Written problem: What is needed here is an exact copy of every entry.
## BEGIN Data supplied
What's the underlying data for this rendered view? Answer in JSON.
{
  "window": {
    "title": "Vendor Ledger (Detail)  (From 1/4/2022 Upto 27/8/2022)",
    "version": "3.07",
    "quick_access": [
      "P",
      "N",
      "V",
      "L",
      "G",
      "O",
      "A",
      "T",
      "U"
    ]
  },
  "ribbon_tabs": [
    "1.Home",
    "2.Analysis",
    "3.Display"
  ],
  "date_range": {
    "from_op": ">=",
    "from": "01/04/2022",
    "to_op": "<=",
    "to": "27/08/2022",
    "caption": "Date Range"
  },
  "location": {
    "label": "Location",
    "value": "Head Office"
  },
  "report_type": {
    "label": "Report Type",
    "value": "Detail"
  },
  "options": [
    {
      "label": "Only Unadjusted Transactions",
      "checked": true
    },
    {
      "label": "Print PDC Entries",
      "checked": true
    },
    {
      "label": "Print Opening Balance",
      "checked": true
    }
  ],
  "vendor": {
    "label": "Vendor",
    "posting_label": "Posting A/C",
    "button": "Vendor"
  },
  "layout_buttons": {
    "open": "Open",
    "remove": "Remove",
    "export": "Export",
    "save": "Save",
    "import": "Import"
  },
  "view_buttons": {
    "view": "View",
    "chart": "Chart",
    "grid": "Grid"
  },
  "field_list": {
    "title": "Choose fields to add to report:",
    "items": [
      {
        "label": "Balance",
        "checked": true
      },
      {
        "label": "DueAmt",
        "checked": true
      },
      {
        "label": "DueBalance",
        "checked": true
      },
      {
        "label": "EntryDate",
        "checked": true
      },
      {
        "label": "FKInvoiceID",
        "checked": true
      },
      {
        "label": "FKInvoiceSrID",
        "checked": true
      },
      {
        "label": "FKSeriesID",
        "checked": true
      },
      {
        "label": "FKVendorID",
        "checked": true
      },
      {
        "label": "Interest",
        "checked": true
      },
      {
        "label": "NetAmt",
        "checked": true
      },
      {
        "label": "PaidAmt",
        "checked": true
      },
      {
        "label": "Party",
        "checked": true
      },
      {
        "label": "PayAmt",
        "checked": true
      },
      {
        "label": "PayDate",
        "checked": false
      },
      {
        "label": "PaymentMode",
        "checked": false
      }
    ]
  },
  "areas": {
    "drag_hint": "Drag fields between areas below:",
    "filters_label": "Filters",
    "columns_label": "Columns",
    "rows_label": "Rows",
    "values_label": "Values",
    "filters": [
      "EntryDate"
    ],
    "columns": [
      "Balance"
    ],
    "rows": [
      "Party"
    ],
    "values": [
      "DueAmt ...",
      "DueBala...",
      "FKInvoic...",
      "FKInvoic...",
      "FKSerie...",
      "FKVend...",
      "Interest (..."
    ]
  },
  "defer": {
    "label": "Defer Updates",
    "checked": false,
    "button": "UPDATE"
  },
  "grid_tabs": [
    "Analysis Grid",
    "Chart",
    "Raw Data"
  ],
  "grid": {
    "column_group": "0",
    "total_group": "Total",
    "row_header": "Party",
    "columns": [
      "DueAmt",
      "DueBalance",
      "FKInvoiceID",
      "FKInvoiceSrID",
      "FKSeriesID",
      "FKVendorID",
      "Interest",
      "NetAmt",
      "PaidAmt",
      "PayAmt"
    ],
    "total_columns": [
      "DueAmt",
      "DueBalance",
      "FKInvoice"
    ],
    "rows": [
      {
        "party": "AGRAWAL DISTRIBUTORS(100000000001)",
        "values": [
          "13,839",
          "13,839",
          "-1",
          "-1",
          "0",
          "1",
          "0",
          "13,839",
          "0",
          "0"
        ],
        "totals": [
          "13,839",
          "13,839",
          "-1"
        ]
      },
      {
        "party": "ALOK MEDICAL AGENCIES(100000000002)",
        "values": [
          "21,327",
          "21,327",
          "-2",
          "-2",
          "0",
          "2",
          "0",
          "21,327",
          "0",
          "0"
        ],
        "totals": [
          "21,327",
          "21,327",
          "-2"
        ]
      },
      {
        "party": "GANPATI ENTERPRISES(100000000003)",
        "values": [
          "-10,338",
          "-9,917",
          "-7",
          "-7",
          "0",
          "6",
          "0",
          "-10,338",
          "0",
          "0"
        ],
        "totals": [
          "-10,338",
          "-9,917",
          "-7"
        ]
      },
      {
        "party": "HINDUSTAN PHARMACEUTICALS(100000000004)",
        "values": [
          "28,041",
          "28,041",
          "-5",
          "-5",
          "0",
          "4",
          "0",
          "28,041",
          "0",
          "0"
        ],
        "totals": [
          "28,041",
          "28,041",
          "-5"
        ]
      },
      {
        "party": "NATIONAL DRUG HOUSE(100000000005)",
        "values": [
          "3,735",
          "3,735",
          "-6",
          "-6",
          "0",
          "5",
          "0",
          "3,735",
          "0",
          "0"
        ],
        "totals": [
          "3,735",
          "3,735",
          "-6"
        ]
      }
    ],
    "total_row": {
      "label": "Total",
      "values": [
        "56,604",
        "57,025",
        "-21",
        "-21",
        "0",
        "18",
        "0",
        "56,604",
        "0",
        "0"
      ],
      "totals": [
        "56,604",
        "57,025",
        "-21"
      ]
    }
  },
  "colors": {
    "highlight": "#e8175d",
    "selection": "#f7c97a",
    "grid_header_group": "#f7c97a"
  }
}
## END Data supplied
Completed exercise:
What's the underlying data for this rendered view? Answer in JSON.
{
  "window": {
    "title": "Vendor Ledger (Detail)  (From 1/4/2022 Upto 27/8/2022)",
    "version": "3.07",
    "quick_access": [
      "P",
      "N",
      "V",
      "L",
      "G",
      "O",
      "A",
      "T",
      "U"
    ]
  },
  "ribbon_tabs": [
    "1.Home",
    "2.Analysis",
    "3.Display"
  ],
  "date_range": {
    "from_op": ">=",
    "from": "01/04/2022",
    "to_op": "<=",
    "to": "27/08/2022",
    "caption": "Date Range"
  },
  "location": {
    "label": "Location",
    "value": "Head Office"
  },
  "report_type": {
    "label": "Report Type",
    "value": "Detail"
  },
  "options": [
    {
      "label": "Only Unadjusted Transactions",
      "checked": true
    },
    {
      "label": "Print PDC Entries",
      "checked": true
    },
    {
      "label": "Print Opening Balance",
      "checked": true
    }
  ],
  "vendor": {
    "label": "Vendor",
    "posting_label": "Posting A/C",
    "button": "Vendor"
  },
  "layout_buttons": {
    "open": "Open",
    "remove": "Remove",
    "export": "Export",
    "save": "Save",
    "import": "Import"
  },
  "view_buttons": {
    "view": "View",
    "chart": "Chart",
    "grid": "Grid"
  },
  "field_list": {
    "title": "Choose fields to add to report:",
    "items": [
      {
        "label": "Balance",
        "checked": true
      },
      {
        "label": "DueAmt",
        "checked": true
      },
      {
        "label": "DueBalance",
        "checked": true
      },
      {
        "label": "EntryDate",
        "checked": true
      },
      {
        "label": "FKInvoiceID",
        "checked": true
      },
      {
        "label": "FKInvoiceSrID",
        "checked": true
      },
      {
        "label": "FKSeriesID",
        "checked": true
      },
      {
        "label": "FKVendorID",
        "checked": true
      },
      {
        "label": "Interest",
        "checked": true
      },
      {
        "label": "NetAmt",
        "checked": true
      },
      {
        "label": "PaidAmt",
        "checked": true
      },
      {
        "label": "Party",
        "checked": true
      },
      {
        "label": "PayAmt",
        "checked": true
      },
      {
        "label": "PayDate",
        "checked": false
      },
      {
        "label": "PaymentMode",
        "checked": false
      }
    ]
  },
  "areas": {
    "drag_hint": "Drag fields between areas below:",
    "filters_label": "Filters",
    "columns_label": "Columns",
    "rows_label": "Rows",
    "values_label": "Values",
    "filters": [
      "EntryDate"
    ],
    "columns": [
      "Balance"
    ],
    "rows": [
      "Party"
    ],
    "values": [
      "DueAmt ...",
      "DueBala...",
      "FKInvoic...",
      "FKInvoic...",
      "FKSerie...",
      "FKVend...",
      "Interest (..."
    ]
  },
  "defer": {
    "label": "Defer Updates",
    "checked": false,
    "button": "UPDATE"
  },
  "grid_tabs": [
    "Analysis Grid",
    "Chart",
    "Raw Data"
  ],
  "grid": {
    "column_group": "0",
    "total_group": "Total",
    "row_header": "Party",
    "columns": [
      "DueAmt",
      "DueBalance",
      "FKInvoiceID",
      "FKInvoiceSrID",
      "FKSeriesID",
      "FKVendorID",
      "Interest",
      "NetAmt",
      "PaidAmt",
      "PayAmt"
    ],
    "total_columns": [
      "DueAmt",
      "DueBalance",
      "FKInvoice"
    ],
    "rows": [
      {
        "party": "AGRAWAL DISTRIBUTORS(100000000001)",
        "values": [
          "13,839",
          "13,839",
          "-1",
          "-1",
          "0",
          "1",
          "0",
          "13,839",
          "0",
          "0"
        ],
        "totals": [
          "13,839",
          "13,839",
          "-1"
        ]
      },
      {
        "party": "ALOK MEDICAL AGENCIES(100000000002)",
        "values": [
          "21,327",
          "21,327",
          "-2",
          "-2",
          "0",
          "2",
          "0",
          "21,327",
          "0",
          "0"
        ],
        "totals": [
          "21,327",
          "21,327",
          "-2"
        ]
      },
      {
        "party": "GANPATI ENTERPRISES(100000000003)",
        "values": [
          "-10,338",
          "-9,917",
          "-7",
          "-7",
          "0",
          "6",
          "0",
          "-10,338",
          "0",
          "0"
        ],
        "totals": [
          "-10,338",
          "-9,917",
          "-7"
        ]
      },
      {
        "party": "HINDUSTAN PHARMACEUTICALS(100000000004)",
        "values": [
          "28,041",
          "28,041",
          "-5",
          "-5",
          "0",
          "4",
          "0",
          "28,041",
          "0",
          "0"
        ],
        "totals": [
          "28,041",
          "28,041",
          "-5"
        ]
      },
      {
        "party": "NATIONAL DRUG HOUSE(100000000005)",
        "values": [
          "3,735",
          "3,735",
          "-6",
          "-6",
          "0",
          "5",
          "0",
          "3,735",
          "0",
          "0"
        ],
        "totals": [
          "3,735",
          "3,735",
          "-6"
        ]
      }
    ],
    "total_row": {
      "label": "Total",
      "values": [
        "56,604",
        "57,025",
        "-21",
        "-21",
        "0",
        "18",
        "0",
        "56,604",
        "0",
        "0"
      ],
      "totals": [
        "56,604",
        "57,025",
        "-21"
      ]
    }
  },
  "colors": {
    "highlight": "#e8175d",
    "selection": "#f7c97a",
    "grid_header_group": "#f7c97a"
  }
}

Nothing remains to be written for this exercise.